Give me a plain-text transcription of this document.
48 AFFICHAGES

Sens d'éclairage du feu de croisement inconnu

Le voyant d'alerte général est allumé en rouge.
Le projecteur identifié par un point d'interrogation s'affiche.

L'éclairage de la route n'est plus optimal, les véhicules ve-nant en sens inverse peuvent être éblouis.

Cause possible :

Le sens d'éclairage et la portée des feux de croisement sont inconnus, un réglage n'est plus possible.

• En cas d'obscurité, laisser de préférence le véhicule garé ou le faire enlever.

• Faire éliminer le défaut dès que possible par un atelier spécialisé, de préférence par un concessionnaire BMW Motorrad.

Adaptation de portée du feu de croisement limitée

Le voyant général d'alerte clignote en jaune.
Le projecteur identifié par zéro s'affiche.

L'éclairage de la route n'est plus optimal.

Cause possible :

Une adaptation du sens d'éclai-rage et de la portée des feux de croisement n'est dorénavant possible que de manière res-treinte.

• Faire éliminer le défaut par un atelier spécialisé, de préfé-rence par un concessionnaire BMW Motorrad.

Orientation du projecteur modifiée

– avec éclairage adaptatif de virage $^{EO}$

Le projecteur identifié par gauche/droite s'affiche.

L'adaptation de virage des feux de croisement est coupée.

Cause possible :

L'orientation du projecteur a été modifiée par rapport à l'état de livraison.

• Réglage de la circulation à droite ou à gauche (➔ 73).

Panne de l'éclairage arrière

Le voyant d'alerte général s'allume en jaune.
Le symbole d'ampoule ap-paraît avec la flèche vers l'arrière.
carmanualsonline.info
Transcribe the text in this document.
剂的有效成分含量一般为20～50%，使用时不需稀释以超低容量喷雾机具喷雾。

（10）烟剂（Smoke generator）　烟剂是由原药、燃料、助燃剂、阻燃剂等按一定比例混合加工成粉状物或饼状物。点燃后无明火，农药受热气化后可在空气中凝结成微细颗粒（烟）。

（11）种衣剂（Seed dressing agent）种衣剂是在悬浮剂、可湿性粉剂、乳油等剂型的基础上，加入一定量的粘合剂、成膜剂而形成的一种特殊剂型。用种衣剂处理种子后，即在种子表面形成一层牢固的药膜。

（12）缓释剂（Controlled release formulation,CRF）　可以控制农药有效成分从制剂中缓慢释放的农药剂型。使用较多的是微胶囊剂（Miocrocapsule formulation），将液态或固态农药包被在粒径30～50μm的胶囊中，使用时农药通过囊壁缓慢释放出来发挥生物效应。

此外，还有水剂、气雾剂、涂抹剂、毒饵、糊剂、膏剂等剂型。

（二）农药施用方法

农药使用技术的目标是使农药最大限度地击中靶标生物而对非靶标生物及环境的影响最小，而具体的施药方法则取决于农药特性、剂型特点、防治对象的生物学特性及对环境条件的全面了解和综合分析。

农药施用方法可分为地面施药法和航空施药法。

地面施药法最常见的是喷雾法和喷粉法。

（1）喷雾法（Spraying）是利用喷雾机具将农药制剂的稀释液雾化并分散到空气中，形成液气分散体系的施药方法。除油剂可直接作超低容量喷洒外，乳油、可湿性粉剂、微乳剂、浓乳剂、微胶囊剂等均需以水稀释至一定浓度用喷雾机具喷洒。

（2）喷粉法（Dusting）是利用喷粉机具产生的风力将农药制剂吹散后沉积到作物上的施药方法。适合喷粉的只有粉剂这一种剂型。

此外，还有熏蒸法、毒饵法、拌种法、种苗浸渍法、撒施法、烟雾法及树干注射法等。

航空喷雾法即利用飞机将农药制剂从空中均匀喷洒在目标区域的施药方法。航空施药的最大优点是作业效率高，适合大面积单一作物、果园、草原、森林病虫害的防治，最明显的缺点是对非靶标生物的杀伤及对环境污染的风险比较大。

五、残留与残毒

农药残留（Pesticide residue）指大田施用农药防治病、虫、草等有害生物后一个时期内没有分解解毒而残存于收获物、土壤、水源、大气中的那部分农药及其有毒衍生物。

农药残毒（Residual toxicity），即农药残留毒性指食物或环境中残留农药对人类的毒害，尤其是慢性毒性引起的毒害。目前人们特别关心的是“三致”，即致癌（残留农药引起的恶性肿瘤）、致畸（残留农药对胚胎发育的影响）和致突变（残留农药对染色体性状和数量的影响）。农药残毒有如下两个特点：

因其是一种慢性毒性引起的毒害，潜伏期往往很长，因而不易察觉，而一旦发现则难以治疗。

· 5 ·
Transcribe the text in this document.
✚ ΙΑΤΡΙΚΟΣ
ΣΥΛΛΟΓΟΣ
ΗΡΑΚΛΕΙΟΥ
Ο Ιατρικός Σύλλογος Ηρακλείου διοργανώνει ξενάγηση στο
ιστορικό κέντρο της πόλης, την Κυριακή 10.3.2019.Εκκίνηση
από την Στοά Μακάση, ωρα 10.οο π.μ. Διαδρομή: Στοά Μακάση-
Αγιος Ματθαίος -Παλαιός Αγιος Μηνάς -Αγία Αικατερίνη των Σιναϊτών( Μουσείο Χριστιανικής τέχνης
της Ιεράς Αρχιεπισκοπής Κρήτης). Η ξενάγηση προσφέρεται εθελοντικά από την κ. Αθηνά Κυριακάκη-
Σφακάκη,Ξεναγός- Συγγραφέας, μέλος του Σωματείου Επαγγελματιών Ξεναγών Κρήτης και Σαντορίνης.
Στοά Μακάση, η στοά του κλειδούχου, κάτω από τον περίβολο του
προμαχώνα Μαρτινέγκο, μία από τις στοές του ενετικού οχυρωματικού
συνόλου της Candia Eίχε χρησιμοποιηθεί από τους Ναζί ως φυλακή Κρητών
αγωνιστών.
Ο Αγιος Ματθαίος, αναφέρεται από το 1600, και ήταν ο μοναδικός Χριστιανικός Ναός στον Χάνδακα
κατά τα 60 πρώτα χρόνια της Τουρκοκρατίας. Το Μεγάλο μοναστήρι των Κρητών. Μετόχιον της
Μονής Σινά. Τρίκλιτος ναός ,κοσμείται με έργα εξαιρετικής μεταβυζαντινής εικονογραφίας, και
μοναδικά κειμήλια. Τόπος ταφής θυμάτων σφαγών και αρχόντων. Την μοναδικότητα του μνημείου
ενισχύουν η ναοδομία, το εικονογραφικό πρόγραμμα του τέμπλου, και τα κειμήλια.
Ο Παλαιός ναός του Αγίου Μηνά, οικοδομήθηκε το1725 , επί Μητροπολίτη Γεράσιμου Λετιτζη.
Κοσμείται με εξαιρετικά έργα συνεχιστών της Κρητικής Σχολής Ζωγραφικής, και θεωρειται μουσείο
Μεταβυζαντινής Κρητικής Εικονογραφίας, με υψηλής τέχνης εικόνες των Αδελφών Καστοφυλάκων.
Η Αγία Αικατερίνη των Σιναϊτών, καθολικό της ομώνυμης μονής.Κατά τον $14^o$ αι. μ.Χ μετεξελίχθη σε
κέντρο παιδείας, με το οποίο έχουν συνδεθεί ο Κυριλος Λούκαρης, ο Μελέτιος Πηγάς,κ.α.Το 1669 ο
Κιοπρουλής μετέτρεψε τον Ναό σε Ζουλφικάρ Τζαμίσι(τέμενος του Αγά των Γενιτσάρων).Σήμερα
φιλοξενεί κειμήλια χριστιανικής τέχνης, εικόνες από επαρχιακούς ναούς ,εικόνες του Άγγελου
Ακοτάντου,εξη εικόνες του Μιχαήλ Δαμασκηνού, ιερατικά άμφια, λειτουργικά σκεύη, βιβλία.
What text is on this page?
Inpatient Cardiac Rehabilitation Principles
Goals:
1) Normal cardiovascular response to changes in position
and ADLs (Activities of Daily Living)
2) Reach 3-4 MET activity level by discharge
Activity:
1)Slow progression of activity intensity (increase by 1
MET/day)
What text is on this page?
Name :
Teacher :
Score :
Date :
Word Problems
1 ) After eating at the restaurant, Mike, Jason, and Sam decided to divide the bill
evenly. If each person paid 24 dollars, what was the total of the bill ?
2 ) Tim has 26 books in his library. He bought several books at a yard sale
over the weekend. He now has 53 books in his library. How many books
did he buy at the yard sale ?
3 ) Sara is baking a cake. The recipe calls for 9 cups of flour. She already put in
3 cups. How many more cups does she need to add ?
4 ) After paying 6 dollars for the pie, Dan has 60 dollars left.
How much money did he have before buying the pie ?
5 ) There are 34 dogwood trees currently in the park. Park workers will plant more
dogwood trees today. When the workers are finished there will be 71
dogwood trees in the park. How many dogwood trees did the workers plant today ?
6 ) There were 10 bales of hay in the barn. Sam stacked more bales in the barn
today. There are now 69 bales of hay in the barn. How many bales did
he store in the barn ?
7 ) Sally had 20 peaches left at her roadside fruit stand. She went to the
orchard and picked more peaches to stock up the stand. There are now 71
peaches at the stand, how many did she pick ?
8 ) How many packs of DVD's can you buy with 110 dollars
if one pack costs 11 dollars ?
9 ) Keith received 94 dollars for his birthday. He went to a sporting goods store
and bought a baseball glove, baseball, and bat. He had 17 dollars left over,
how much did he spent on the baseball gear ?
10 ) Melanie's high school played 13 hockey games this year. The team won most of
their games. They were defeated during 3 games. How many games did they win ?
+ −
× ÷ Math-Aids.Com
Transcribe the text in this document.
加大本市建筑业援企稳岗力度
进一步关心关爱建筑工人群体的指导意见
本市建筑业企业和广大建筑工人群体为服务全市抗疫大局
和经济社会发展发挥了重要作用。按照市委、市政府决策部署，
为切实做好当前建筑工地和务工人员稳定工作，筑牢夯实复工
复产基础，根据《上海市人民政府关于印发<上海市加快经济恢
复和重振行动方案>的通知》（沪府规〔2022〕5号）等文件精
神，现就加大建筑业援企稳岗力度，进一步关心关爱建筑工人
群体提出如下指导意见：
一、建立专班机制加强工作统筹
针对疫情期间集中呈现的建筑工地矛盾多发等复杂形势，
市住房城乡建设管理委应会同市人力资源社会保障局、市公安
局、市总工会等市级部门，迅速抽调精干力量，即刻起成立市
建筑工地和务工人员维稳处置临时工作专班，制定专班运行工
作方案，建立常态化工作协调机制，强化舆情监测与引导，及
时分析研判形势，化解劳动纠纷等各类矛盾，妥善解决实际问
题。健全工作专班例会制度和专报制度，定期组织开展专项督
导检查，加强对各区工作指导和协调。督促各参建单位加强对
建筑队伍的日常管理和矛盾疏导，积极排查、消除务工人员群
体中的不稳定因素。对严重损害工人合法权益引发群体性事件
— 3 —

* * * * * * *

_To be done_
Select and copy every line of the listing with the word "éclairage".

_Task output_
Sens d'éclairage du feu de croisement inconnu
L'éclairage de la route n'est plus optimal, les véhicules ve-nant en sens inverse peuvent être éblouis.
Le sens d'éclairage et la portée des feux de croisement sont inconnus, un réglage n'est plus possible.
L'éclairage de la route n'est plus optimal.
– avec éclairage adaptatif de virage $^{EO}$
Panne de l'éclairage arrière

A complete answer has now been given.